EXERCISE TASK> Copy out the data exactly, leaving the pictures behind.

THE INPUT>
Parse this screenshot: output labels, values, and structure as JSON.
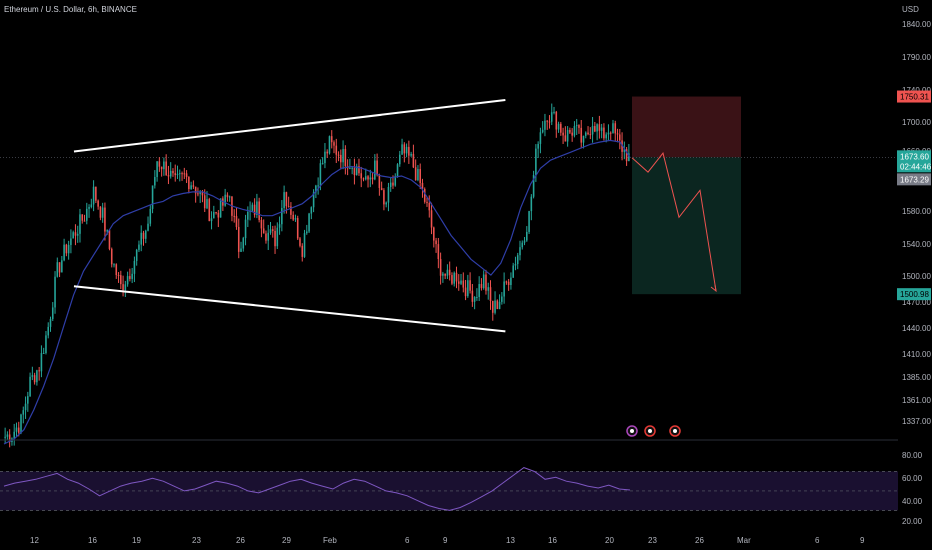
{
  "header": {
    "title": "Ethereum / U.S. Dollar, 6h, BINANCE"
  },
  "currency": "USD",
  "price_axis": {
    "ticks": [
      "1840.00",
      "1790.00",
      "1740.00",
      "1700.00",
      "1660.00",
      "1620.00",
      "1580.00",
      "1540.00",
      "1500.00",
      "1470.00",
      "1440.00",
      "1410.00",
      "1385.00",
      "1361.00",
      "1337.00"
    ],
    "tags": {
      "stop": "1750.31",
      "last": "1673.60",
      "countdown": "02:44:46",
      "ma": "1673.29",
      "target": "1500.98"
    }
  },
  "rsi_axis": {
    "ticks": [
      "80.00",
      "60.00",
      "40.00",
      "20.00"
    ]
  },
  "time_axis": {
    "ticks": [
      "12",
      "16",
      "19",
      "23",
      "26",
      "29",
      "Feb",
      "6",
      "9",
      "13",
      "16",
      "20",
      "23",
      "26",
      "Mar",
      "6",
      "9"
    ]
  },
  "colors": {
    "bg": "#000000",
    "up": "#26a69a",
    "down": "#ef5350",
    "ma": "#2f3ea8",
    "trendline": "#ffffff",
    "projection": "#ef5350",
    "stop_zone": "#3a1216",
    "target_zone": "#0b2620",
    "rsi_line": "#7e57c2"
  },
  "chart_data": {
    "type": "candlestick",
    "title": "Ethereum / U.S. Dollar, 6h, BINANCE",
    "interval": "6h",
    "ylabel": "USD",
    "ylim": [
      1317,
      1862
    ],
    "close_path": [
      1320,
      1325,
      1340,
      1390,
      1410,
      1460,
      1530,
      1560,
      1580,
      1600,
      1630,
      1600,
      1545,
      1510,
      1530,
      1560,
      1590,
      1670,
      1660,
      1640,
      1650,
      1640,
      1620,
      1600,
      1610,
      1625,
      1560,
      1600,
      1610,
      1580,
      1570,
      1630,
      1600,
      1560,
      1620,
      1660,
      1690,
      1680,
      1670,
      1660,
      1640,
      1660,
      1610,
      1640,
      1680,
      1670,
      1640,
      1600,
      1540,
      1520,
      1525,
      1510,
      1500,
      1520,
      1480,
      1500,
      1530,
      1560,
      1600,
      1700,
      1730,
      1720,
      1700,
      1710,
      1690,
      1720,
      1700,
      1712,
      1690,
      1673.6
    ],
    "ma_path": [
      1312,
      1318,
      1330,
      1355,
      1385,
      1420,
      1460,
      1500,
      1530,
      1550,
      1570,
      1590,
      1600,
      1605,
      1610,
      1615,
      1618,
      1625,
      1628,
      1630,
      1630,
      1625,
      1618,
      1612,
      1608,
      1605,
      1600,
      1600,
      1605,
      1610,
      1615,
      1625,
      1640,
      1652,
      1660,
      1662,
      1660,
      1655,
      1650,
      1648,
      1650,
      1645,
      1635,
      1615,
      1595,
      1575,
      1560,
      1545,
      1535,
      1525,
      1540,
      1570,
      1610,
      1640,
      1660,
      1670,
      1675,
      1680,
      1685,
      1690,
      1693,
      1695,
      1693,
      1673.29
    ],
    "patterns": [
      {
        "type": "trendline",
        "role": "upper",
        "from": {
          "time": "Jan 17",
          "price": 1681
        },
        "to": {
          "time": "Feb 23",
          "price": 1746
        }
      },
      {
        "type": "trendline",
        "role": "lower",
        "from": {
          "time": "Jan 17",
          "price": 1511
        },
        "to": {
          "time": "Feb 23",
          "price": 1454
        }
      }
    ],
    "position": {
      "side": "short",
      "entry": 1673.6,
      "stop": 1750.31,
      "target": 1500.98,
      "projection": [
        1673,
        1655,
        1679,
        1598,
        1632,
        1505
      ]
    },
    "rsi": {
      "ylim": [
        15,
        90
      ],
      "bands": [
        70,
        50,
        30
      ],
      "values": [
        55,
        58,
        60,
        62,
        65,
        68,
        62,
        58,
        52,
        45,
        50,
        55,
        58,
        60,
        63,
        60,
        55,
        50,
        52,
        56,
        60,
        58,
        55,
        50,
        48,
        52,
        56,
        60,
        62,
        58,
        55,
        52,
        58,
        62,
        60,
        55,
        50,
        48,
        45,
        40,
        35,
        32,
        30,
        33,
        38,
        44,
        50,
        58,
        66,
        74,
        70,
        62,
        64,
        60,
        58,
        55,
        53,
        56,
        52,
        51
      ]
    }
  }
}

RIGHT ANSWER>
Parse this screenshot: output labels, values, and structure as JSON.
{
  "header": {
    "title": "Ethereum / U.S. Dollar, 6h, BINANCE"
  },
  "currency": "USD",
  "price_axis": {
    "ticks": [
      "1840.00",
      "1790.00",
      "1740.00",
      "1700.00",
      "1660.00",
      "1620.00",
      "1580.00",
      "1540.00",
      "1500.00",
      "1470.00",
      "1440.00",
      "1410.00",
      "1385.00",
      "1361.00",
      "1337.00"
    ],
    "tags": {
      "stop": "1750.31",
      "last": "1673.60",
      "countdown": "02:44:46",
      "ma": "1673.29",
      "target": "1500.98"
    }
  },
  "rsi_axis": {
    "ticks": [
      "80.00",
      "60.00",
      "40.00",
      "20.00"
    ]
  },
  "time_axis": {
    "ticks": [
      "12",
      "16",
      "19",
      "23",
      "26",
      "29",
      "Feb",
      "6",
      "9",
      "13",
      "16",
      "20",
      "23",
      "26",
      "Mar",
      "6",
      "9"
    ]
  },
  "colors": {
    "bg": "#000000",
    "up": "#26a69a",
    "down": "#ef5350",
    "ma": "#2f3ea8",
    "trendline": "#ffffff",
    "projection": "#ef5350",
    "stop_zone": "#3a1216",
    "target_zone": "#0b2620",
    "rsi_line": "#7e57c2"
  },
  "chart_data": {
    "type": "candlestick",
    "title": "Ethereum / U.S. Dollar, 6h, BINANCE",
    "interval": "6h",
    "ylabel": "USD",
    "ylim": [
      1317,
      1862
    ],
    "close_path": [
      1320,
      1325,
      1340,
      1390,
      1410,
      1460,
      1530,
      1560,
      1580,
      1600,
      1630,
      1600,
      1545,
      1510,
      1530,
      1560,
      1590,
      1670,
      1660,
      1640,
      1650,
      1640,
      1620,
      1600,
      1610,
      1625,
      1560,
      1600,
      1610,
      1580,
      1570,
      1630,
      1600,
      1560,
      1620,
      1660,
      1690,
      1680,
      1670,
      1660,
      1640,
      1660,
      1610,
      1640,
      1680,
      1670,
      1640,
      1600,
      1540,
      1520,
      1525,
      1510,
      1500,
      1520,
      1480,
      1500,
      1530,
      1560,
      1600,
      1700,
      1730,
      1720,
      1700,
      1710,
      1690,
      1720,
      1700,
      1712,
      1690,
      1673.6
    ],
    "ma_path": [
      1312,
      1318,
      1330,
      1355,
      1385,
      1420,
      1460,
      1500,
      1530,
      1550,
      1570,
      1590,
      1600,
      1605,
      1610,
      1615,
      1618,
      1625,
      1628,
      1630,
      1630,
      1625,
      1618,
      1612,
      1608,
      1605,
      1600,
      1600,
      1605,
      1610,
      1615,
      1625,
      1640,
      1652,
      1660,
      1662,
      1660,
      1655,
      1650,
      1648,
      1650,
      1645,
      1635,
      1615,
      1595,
      1575,
      1560,
      1545,
      1535,
      1525,
      1540,
      1570,
      1610,
      1640,
      1660,
      1670,
      1675,
      1680,
      1685,
      1690,
      1693,
      1695,
      1693,
      1673.29
    ],
    "patterns": [
      {
        "type": "trendline",
        "role": "upper",
        "from": {
          "time": "Jan 17",
          "price": 1681
        },
        "to": {
          "time": "Feb 23",
          "price": 1746
        }
      },
      {
        "type": "trendline",
        "role": "lower",
        "from": {
          "time": "Jan 17",
          "price": 1511
        },
        "to": {
          "time": "Feb 23",
          "price": 1454
        }
      }
    ],
    "position": {
      "side": "short",
      "entry": 1673.6,
      "stop": 1750.31,
      "target": 1500.98,
      "projection": [
        1673,
        1655,
        1679,
        1598,
        1632,
        1505
      ]
    },
    "rsi": {
      "ylim": [
        15,
        90
      ],
      "bands": [
        70,
        50,
        30
      ],
      "values": [
        55,
        58,
        60,
        62,
        65,
        68,
        62,
        58,
        52,
        45,
        50,
        55,
        58,
        60,
        63,
        60,
        55,
        50,
        52,
        56,
        60,
        58,
        55,
        50,
        48,
        52,
        56,
        60,
        62,
        58,
        55,
        52,
        58,
        62,
        60,
        55,
        50,
        48,
        45,
        40,
        35,
        32,
        30,
        33,
        38,
        44,
        50,
        58,
        66,
        74,
        70,
        62,
        64,
        60,
        58,
        55,
        53,
        56,
        52,
        51
      ]
    }
  }
}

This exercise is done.